═════ Material provided ═════

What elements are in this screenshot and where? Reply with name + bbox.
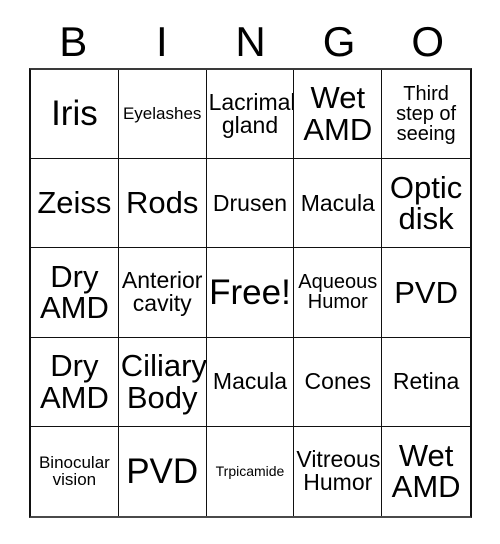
bingo-cell-label: Binocular vision <box>38 453 110 490</box>
bingo-cell-label: Anterior cavity <box>121 267 203 317</box>
bingo-cell-r4c1[interactable]: Dry AMD <box>31 337 119 427</box>
bingo-cell-label: Macula <box>300 189 375 216</box>
bingo-header-row: B I N G O <box>29 16 472 68</box>
bingo-header-letter-i: I <box>156 18 168 65</box>
bingo-cell-label: Third step of seeing <box>396 82 457 146</box>
bingo-cell-r4c4[interactable]: Cones <box>294 337 383 427</box>
bingo-cell-label: Wet AMD <box>391 437 461 505</box>
bingo-header-letter-o: O <box>411 18 444 65</box>
bingo-grid: Iris Eyelashes Lacrimal gland Wet AMD Th… <box>29 68 472 518</box>
bingo-cell-label: Trpicamide <box>215 463 285 480</box>
bingo-cell-label: Rods <box>126 185 199 221</box>
bingo-cell-label: Macula <box>212 367 288 394</box>
bingo-cell-label: PVD <box>394 274 458 310</box>
bingo-card: B I N G O Iris Eyelashes Lacrimal gland … <box>0 0 500 544</box>
bingo-cell-r5c1[interactable]: Binocular vision <box>31 426 119 516</box>
bingo-cell-r5c2[interactable]: PVD <box>118 426 207 516</box>
bingo-cell-label: Wet AMD <box>303 80 373 148</box>
bingo-cell-label: Zeiss <box>37 185 112 221</box>
bingo-cell-label: Dry AMD <box>39 348 109 415</box>
bingo-cell-free-space[interactable]: Free! <box>206 248 295 338</box>
bingo-cell-r1c2[interactable]: Eyelashes <box>118 70 207 160</box>
bingo-cell-r3c2[interactable]: Anterior cavity <box>118 248 207 338</box>
bingo-header-letter-n: N <box>235 18 266 65</box>
bingo-cell-r3c4[interactable]: Aqueous Humor <box>294 248 383 338</box>
bingo-header-letter-g: G <box>322 18 356 65</box>
bingo-cell-label: Retina <box>392 367 460 394</box>
bingo-cell-label: Eyelashes <box>122 104 202 124</box>
bingo-cell-r1c4[interactable]: Wet AMD <box>294 70 383 160</box>
bingo-cell-r5c5[interactable]: Wet AMD <box>382 426 470 516</box>
bingo-cell-r5c3[interactable]: Trpicamide <box>206 426 295 516</box>
bingo-cell-r1c3[interactable]: Lacrimal gland <box>206 70 295 160</box>
bingo-cell-r4c3[interactable]: Macula <box>206 337 295 427</box>
bingo-cell-r4c5[interactable]: Retina <box>382 337 470 427</box>
bingo-cell-label: Cones <box>304 367 372 394</box>
bingo-cell-r1c1[interactable]: Iris <box>31 70 119 160</box>
bingo-cell-label: Optic disk <box>389 169 463 237</box>
bingo-cell-r2c2[interactable]: Rods <box>118 159 207 249</box>
bingo-cell-r2c5[interactable]: Optic disk <box>382 159 470 249</box>
bingo-cell-label: PVD <box>126 451 199 491</box>
bingo-cell-label: Free! <box>209 272 291 312</box>
bingo-cell-r5c4[interactable]: Vitreous Humor <box>294 426 383 516</box>
bingo-cell-r2c4[interactable]: Macula <box>294 159 383 249</box>
bingo-cell-r2c1[interactable]: Zeiss <box>31 159 119 249</box>
bingo-cell-r4c2[interactable]: Ciliary Body <box>118 337 207 427</box>
bingo-cell-label: Drusen <box>212 189 288 216</box>
bingo-cell-label: Lacrimal gland <box>208 88 295 139</box>
bingo-cell-label: Iris <box>51 94 98 134</box>
bingo-header-letter-b: B <box>59 18 88 65</box>
bingo-cell-label: Vitreous Humor <box>296 445 381 496</box>
bingo-cell-label: Aqueous Humor <box>298 271 378 314</box>
bingo-cell-label: Dry AMD <box>39 258 109 326</box>
bingo-cell-r1c5[interactable]: Third step of seeing <box>382 70 470 160</box>
bingo-cell-r2c3[interactable]: Drusen <box>206 159 295 249</box>
bingo-cell-r3c5[interactable]: PVD <box>382 248 470 338</box>
bingo-cell-label: Ciliary Body <box>120 348 207 415</box>
bingo-cell-r3c1[interactable]: Dry AMD <box>31 248 119 338</box>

═════

- _What this task involves_: Can you print every line of the records above, character for character, with the pictures left out?

- _Final answer_:
What elements are in this screenshot and where? Reply with name + bbox.
bingo-cell-label: Binocular vision <box>38 453 110 490</box>
bingo-cell-label: Anterior cavity <box>121 267 203 317</box>
bingo-cell-r4c1[interactable]: Dry AMD <box>31 337 119 427</box>
bingo-cell-label: Macula <box>300 189 375 216</box>
bingo-header-row: B I N G O <box>29 16 472 68</box>
bingo-header-letter-i: I <box>156 18 168 65</box>
bingo-cell-label: Third step of seeing <box>396 82 457 146</box>
bingo-cell-r4c4[interactable]: Cones <box>294 337 383 427</box>
bingo-cell-label: Wet AMD <box>391 437 461 505</box>
bingo-header-letter-o: O <box>411 18 444 65</box>
bingo-grid: Iris Eyelashes Lacrimal gland Wet AMD Th… <box>29 68 472 518</box>
bingo-cell-label: Trpicamide <box>215 463 285 480</box>
bingo-cell-label: Rods <box>126 185 199 221</box>
bingo-cell-label: Macula <box>212 367 288 394</box>
bingo-cell-label: PVD <box>394 274 458 310</box>
bingo-card: B I N G O Iris Eyelashes Lacrimal gland … <box>0 0 500 544</box>
bingo-cell-r5c1[interactable]: Binocular vision <box>31 426 119 516</box>
bingo-cell-r5c2[interactable]: PVD <box>118 426 207 516</box>
bingo-cell-label: Wet AMD <box>303 80 373 148</box>
bingo-cell-label: Zeiss <box>37 185 112 221</box>
bingo-cell-label: Dry AMD <box>39 348 109 415</box>
bingo-cell-free-space[interactable]: Free! <box>206 248 295 338</box>
bingo-cell-r1c2[interactable]: Eyelashes <box>118 70 207 160</box>
bingo-cell-r3c2[interactable]: Anterior cavity <box>118 248 207 338</box>
bingo-header-letter-n: N <box>235 18 266 65</box>
bingo-cell-r3c4[interactable]: Aqueous Humor <box>294 248 383 338</box>
bingo-header-letter-g: G <box>322 18 356 65</box>
bingo-cell-label: Retina <box>392 367 460 394</box>
bingo-cell-label: Eyelashes <box>122 104 202 124</box>
bingo-cell-r1c4[interactable]: Wet AMD <box>294 70 383 160</box>
bingo-cell-r5c5[interactable]: Wet AMD <box>382 426 470 516</box>
bingo-cell-r5c3[interactable]: Trpicamide <box>206 426 295 516</box>
bingo-cell-r1c3[interactable]: Lacrimal gland <box>206 70 295 160</box>
bingo-cell-r4c3[interactable]: Macula <box>206 337 295 427</box>
bingo-cell-r4c5[interactable]: Retina <box>382 337 470 427</box>
bingo-cell-label: Cones <box>304 367 372 394</box>
bingo-cell-r1c1[interactable]: Iris <box>31 70 119 160</box>
bingo-cell-label: Optic disk <box>389 169 463 237</box>
bingo-cell-r2c2[interactable]: Rods <box>118 159 207 249</box>
bingo-cell-r2c5[interactable]: Optic disk <box>382 159 470 249</box>
bingo-cell-label: PVD <box>126 451 199 491</box>
bingo-cell-label: Free! <box>209 272 291 312</box>
bingo-cell-r5c4[interactable]: Vitreous Humor <box>294 426 383 516</box>
bingo-cell-r2c4[interactable]: Macula <box>294 159 383 249</box>
bingo-cell-r2c1[interactable]: Zeiss <box>31 159 119 249</box>
bingo-cell-r4c2[interactable]: Ciliary Body <box>118 337 207 427</box>
bingo-cell-label: Drusen <box>212 189 288 216</box>
bingo-cell-label: Lacrimal gland <box>208 88 295 139</box>
bingo-cell-label: Iris <box>51 94 98 134</box>
bingo-header-letter-b: B <box>59 18 88 65</box>
bingo-cell-label: Vitreous Humor <box>296 445 381 496</box>
bingo-cell-label: Aqueous Humor <box>298 271 378 314</box>
bingo-cell-label: Dry AMD <box>39 258 109 326</box>
bingo-cell-r1c5[interactable]: Third step of seeing <box>382 70 470 160</box>
bingo-cell-r2c3[interactable]: Drusen <box>206 159 295 249</box>
bingo-cell-r3c5[interactable]: PVD <box>382 248 470 338</box>
bingo-cell-label: Ciliary Body <box>120 348 207 415</box>
bingo-cell-r3c1[interactable]: Dry AMD <box>31 248 119 338</box>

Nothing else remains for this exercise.